Without the pictures, output the records below word for word.

----- Supplied material -----

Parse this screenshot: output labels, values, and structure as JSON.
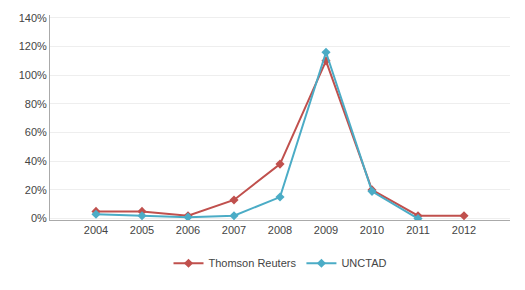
{
  "chart_data": {
    "type": "line",
    "series": [
      {
        "name": "Thomson Reuters",
        "color": "#C0504D",
        "marker": "diamond",
        "x": [
          2004,
          2005,
          2006,
          2007,
          2008,
          2009,
          2010,
          2011,
          2012
        ],
        "values": [
          0.05,
          0.05,
          0.02,
          0.13,
          0.38,
          1.1,
          0.2,
          0.02,
          0.02
        ]
      },
      {
        "name": "UNCTAD",
        "color": "#4BACC6",
        "marker": "diamond",
        "x": [
          2004,
          2005,
          2006,
          2007,
          2008,
          2009,
          2010,
          2011
        ],
        "values": [
          0.03,
          0.02,
          0.01,
          0.02,
          0.15,
          1.16,
          0.19,
          0.0
        ]
      }
    ],
    "xlim": [
      2003,
      2013
    ],
    "xticks": [
      2004,
      2005,
      2006,
      2007,
      2008,
      2009,
      2010,
      2011,
      2012
    ],
    "ylim": [
      -0.01,
      1.42
    ],
    "yticks": [
      {
        "value": 0.0,
        "label": "0%"
      },
      {
        "value": 0.2,
        "label": "20%"
      },
      {
        "value": 0.4,
        "label": "40%"
      },
      {
        "value": 0.6,
        "label": "60%"
      },
      {
        "value": 0.8,
        "label": "80%"
      },
      {
        "value": 1.0,
        "label": "100%"
      },
      {
        "value": 1.2,
        "label": "120%"
      },
      {
        "value": 1.4,
        "label": "140%"
      }
    ],
    "grid": true,
    "legend": "bottom"
  }
}
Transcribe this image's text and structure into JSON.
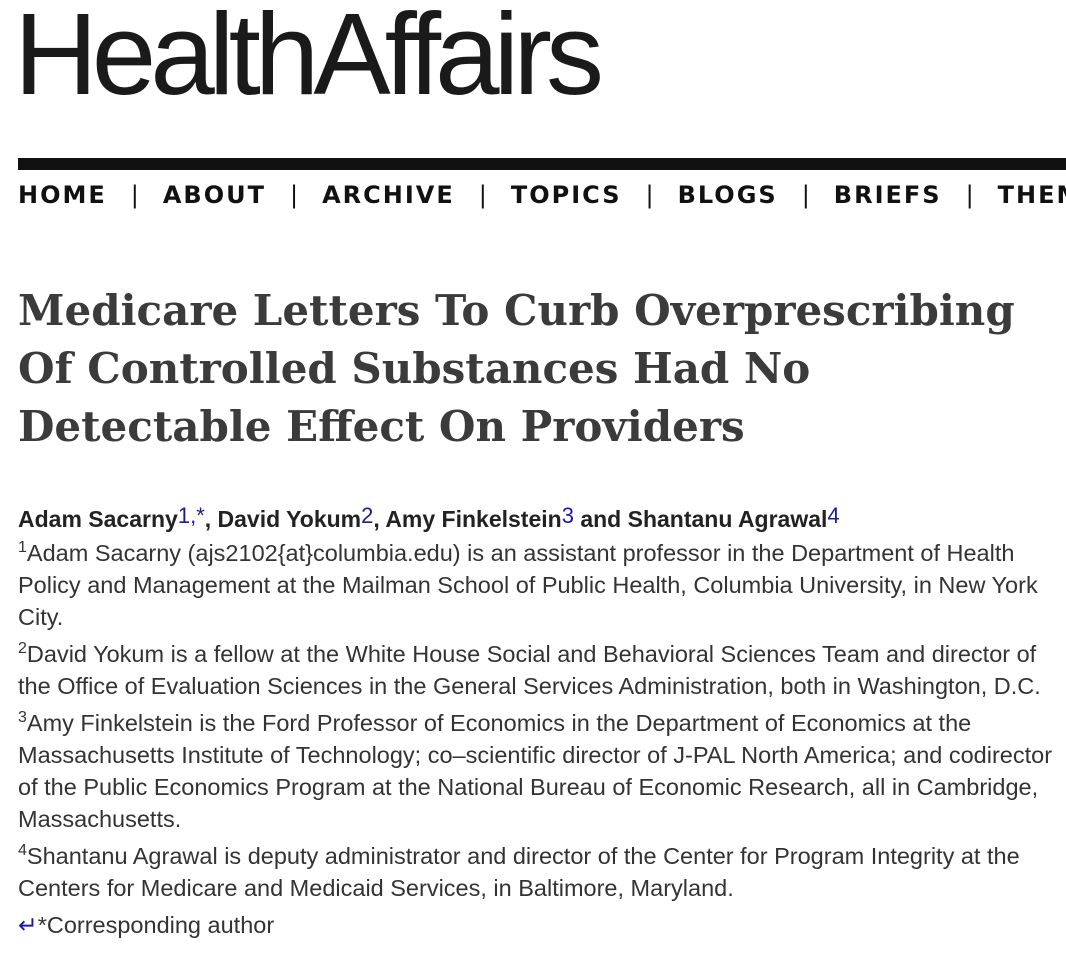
{
  "logo": {
    "text": "HealthAffairs"
  },
  "nav": {
    "items": [
      {
        "label": "HOME"
      },
      {
        "label": "ABOUT"
      },
      {
        "label": "ARCHIVE"
      },
      {
        "label": "TOPICS"
      },
      {
        "label": "BLOGS"
      },
      {
        "label": "BRIEFS"
      },
      {
        "label": "THEMES"
      }
    ],
    "separator": "|"
  },
  "article": {
    "title": "Medicare Letters To Curb Overprescribing Of Controlled Substances Had No Detectable Effect On Providers",
    "authors": [
      {
        "name": "Adam Sacarny",
        "ref": "1",
        "corr_mark": "*"
      },
      {
        "name": "David Yokum",
        "ref": "2"
      },
      {
        "name": "Amy Finkelstein",
        "ref": "3"
      },
      {
        "name": "Shantanu Agrawal",
        "ref": "4"
      }
    ],
    "author_separators": {
      "ref_comma": ",",
      "comma": ", ",
      "and": " and "
    },
    "affiliations": [
      {
        "num": "1",
        "text": "Adam Sacarny (ajs2102{at}columbia.edu) is an assistant professor in the Department of Health Policy and Management at the Mailman School of Public Health, Columbia University, in New York City."
      },
      {
        "num": "2",
        "text": "David Yokum is a fellow at the White House Social and Behavioral Sciences Team and director of the Office of Evaluation Sciences in the General Services Administration, both in Washington, D.C."
      },
      {
        "num": "3",
        "text": "Amy Finkelstein is the Ford Professor of Economics in the Department of Economics at the Massachusetts Institute of Technology; co–scientific director of J-PAL North America; and codirector of the Public Economics Program at the National Bureau of Economic Research, all in Cambridge, Massachusetts."
      },
      {
        "num": "4",
        "text": "Shantanu Agrawal is deputy administrator and director of the Center for Program Integrity at the Centers for Medicare and Medicaid Services, in Baltimore, Maryland."
      }
    ],
    "corresponding": {
      "icon_glyph": "↵",
      "text": "*Corresponding author"
    }
  },
  "colors": {
    "link": "#1a1aa6",
    "title": "#3b3b3b",
    "rule": "#111111"
  }
}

-----

Result:
Parse this screenshot: output labels, values, and structure as JSON.
{
  "chart_data": {
    "type": "line",
    "series": [
      {
        "name": "Thomson Reuters",
        "color": "#C0504D",
        "marker": "diamond",
        "x": [
          2004,
          2005,
          2006,
          2007,
          2008,
          2009,
          2010,
          2011,
          2012
        ],
        "values": [
          0.05,
          0.05,
          0.02,
          0.13,
          0.38,
          1.1,
          0.2,
          0.02,
          0.02
        ]
      },
      {
        "name": "UNCTAD",
        "color": "#4BACC6",
        "marker": "diamond",
        "x": [
          2004,
          2005,
          2006,
          2007,
          2008,
          2009,
          2010,
          2011
        ],
        "values": [
          0.03,
          0.02,
          0.01,
          0.02,
          0.15,
          1.16,
          0.19,
          0.0
        ]
      }
    ],
    "xlim": [
      2003,
      2013
    ],
    "xticks": [
      2004,
      2005,
      2006,
      2007,
      2008,
      2009,
      2010,
      2011,
      2012
    ],
    "ylim": [
      -0.01,
      1.42
    ],
    "yticks": [
      {
        "value": 0.0,
        "label": "0%"
      },
      {
        "value": 0.2,
        "label": "20%"
      },
      {
        "value": 0.4,
        "label": "40%"
      },
      {
        "value": 0.6,
        "label": "60%"
      },
      {
        "value": 0.8,
        "label": "80%"
      },
      {
        "value": 1.0,
        "label": "100%"
      },
      {
        "value": 1.2,
        "label": "120%"
      },
      {
        "value": 1.4,
        "label": "140%"
      }
    ],
    "grid": true,
    "legend": "bottom"
  }
}
Transcribe this image's text and structure into JSON.
{
  "logo": {
    "text": "HealthAffairs"
  },
  "nav": {
    "items": [
      {
        "label": "HOME"
      },
      {
        "label": "ABOUT"
      },
      {
        "label": "ARCHIVE"
      },
      {
        "label": "TOPICS"
      },
      {
        "label": "BLOGS"
      },
      {
        "label": "BRIEFS"
      },
      {
        "label": "THEMES"
      }
    ],
    "separator": "|"
  },
  "article": {
    "title": "Medicare Letters To Curb Overprescribing Of Controlled Substances Had No Detectable Effect On Providers",
    "authors": [
      {
        "name": "Adam Sacarny",
        "ref": "1",
        "corr_mark": "*"
      },
      {
        "name": "David Yokum",
        "ref": "2"
      },
      {
        "name": "Amy Finkelstein",
        "ref": "3"
      },
      {
        "name": "Shantanu Agrawal",
        "ref": "4"
      }
    ],
    "author_separators": {
      "ref_comma": ",",
      "comma": ", ",
      "and": " and "
    },
    "affiliations": [
      {
        "num": "1",
        "text": "Adam Sacarny (ajs2102{at}columbia.edu) is an assistant professor in the Department of Health Policy and Management at the Mailman School of Public Health, Columbia University, in New York City."
      },
      {
        "num": "2",
        "text": "David Yokum is a fellow at the White House Social and Behavioral Sciences Team and director of the Office of Evaluation Sciences in the General Services Administration, both in Washington, D.C."
      },
      {
        "num": "3",
        "text": "Amy Finkelstein is the Ford Professor of Economics in the Department of Economics at the Massachusetts Institute of Technology; co–scientific director of J-PAL North America; and codirector of the Public Economics Program at the National Bureau of Economic Research, all in Cambridge, Massachusetts."
      },
      {
        "num": "4",
        "text": "Shantanu Agrawal is deputy administrator and director of the Center for Program Integrity at the Centers for Medicare and Medicaid Services, in Baltimore, Maryland."
      }
    ],
    "corresponding": {
      "icon_glyph": "↵",
      "text": "*Corresponding author"
    }
  },
  "colors": {
    "link": "#1a1aa6",
    "title": "#3b3b3b",
    "rule": "#111111"
  }
}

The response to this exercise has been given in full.